::: STORED ROWS

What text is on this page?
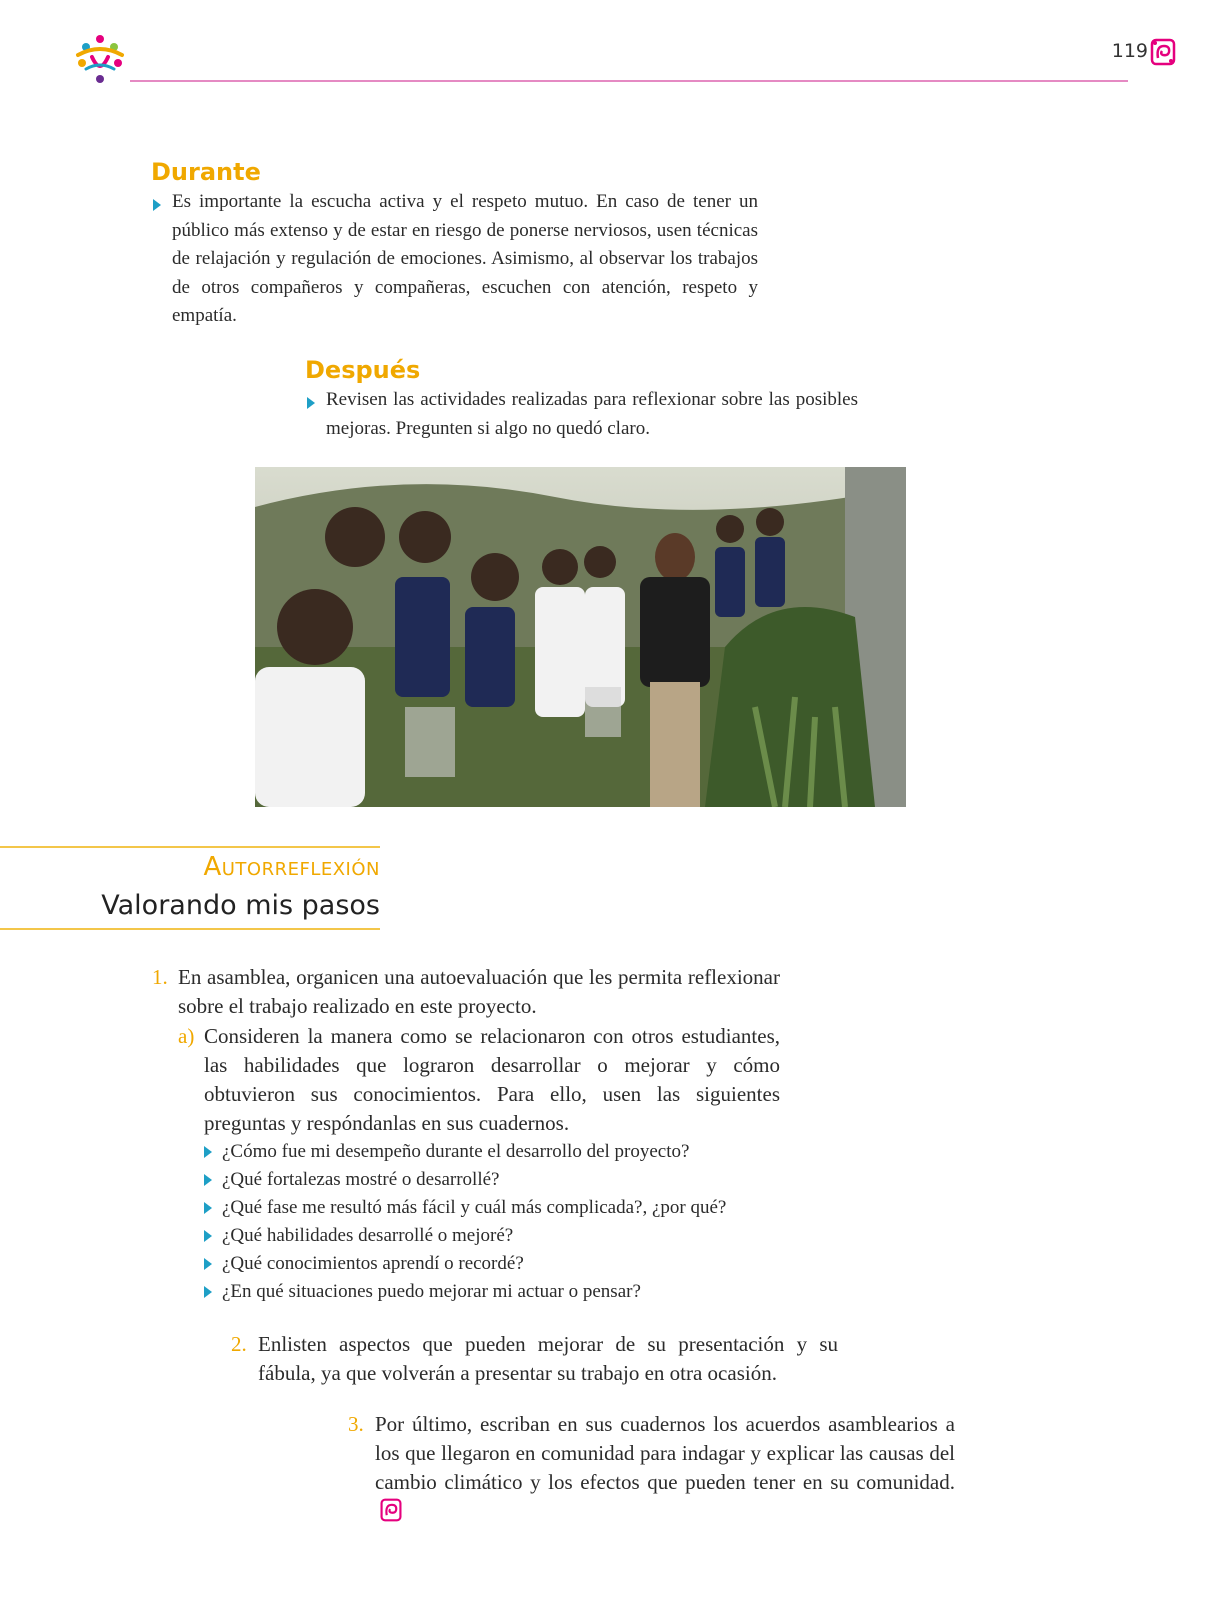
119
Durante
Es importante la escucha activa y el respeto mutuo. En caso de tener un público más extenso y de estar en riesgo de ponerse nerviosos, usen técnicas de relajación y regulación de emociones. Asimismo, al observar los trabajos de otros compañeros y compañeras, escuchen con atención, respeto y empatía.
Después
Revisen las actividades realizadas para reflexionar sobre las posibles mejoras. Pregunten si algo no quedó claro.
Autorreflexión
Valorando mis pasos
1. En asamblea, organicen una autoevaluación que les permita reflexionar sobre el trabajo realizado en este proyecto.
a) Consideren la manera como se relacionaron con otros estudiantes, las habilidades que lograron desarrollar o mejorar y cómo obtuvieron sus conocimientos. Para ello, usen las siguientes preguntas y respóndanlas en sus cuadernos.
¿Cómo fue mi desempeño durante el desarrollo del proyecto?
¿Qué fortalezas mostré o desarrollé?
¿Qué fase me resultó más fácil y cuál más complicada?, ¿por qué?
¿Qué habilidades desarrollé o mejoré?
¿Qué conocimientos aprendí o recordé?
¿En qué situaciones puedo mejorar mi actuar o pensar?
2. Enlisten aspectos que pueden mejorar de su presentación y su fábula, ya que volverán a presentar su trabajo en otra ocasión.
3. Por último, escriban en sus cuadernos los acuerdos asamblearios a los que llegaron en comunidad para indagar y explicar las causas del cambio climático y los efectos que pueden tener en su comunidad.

::::::

◆ REQUIREMENT
Extract all the data above exactly, excluding every picture.

◆ SOLVED PROBLEM
What text is on this page?
119
Durante
Es importante la escucha activa y el respeto mutuo. En caso de tener un público más extenso y de estar en riesgo de ponerse nerviosos, usen técnicas de relajación y regulación de emociones. Asimismo, al observar los trabajos de otros compañeros y compañeras, escuchen con atención, respeto y empatía.
Después
Revisen las actividades realizadas para reflexionar sobre las posibles mejoras. Pregunten si algo no quedó claro.
Autorreflexión
Valorando mis pasos
1. En asamblea, organicen una autoevaluación que les permita reflexionar sobre el trabajo realizado en este proyecto.
a) Consideren la manera como se relacionaron con otros estudiantes, las habilidades que lograron desarrollar o mejorar y cómo obtuvieron sus conocimientos. Para ello, usen las siguientes preguntas y respóndanlas en sus cuadernos.
¿Cómo fue mi desempeño durante el desarrollo del proyecto?
¿Qué fortalezas mostré o desarrollé?
¿Qué fase me resultó más fácil y cuál más complicada?, ¿por qué?
¿Qué habilidades desarrollé o mejoré?
¿Qué conocimientos aprendí o recordé?
¿En qué situaciones puedo mejorar mi actuar o pensar?
2. Enlisten aspectos que pueden mejorar de su presentación y su fábula, ya que volverán a presentar su trabajo en otra ocasión.
3. Por último, escriban en sus cuadernos los acuerdos asamblearios a los que llegaron en comunidad para indagar y explicar las causas del cambio climático y los efectos que pueden tener en su comunidad.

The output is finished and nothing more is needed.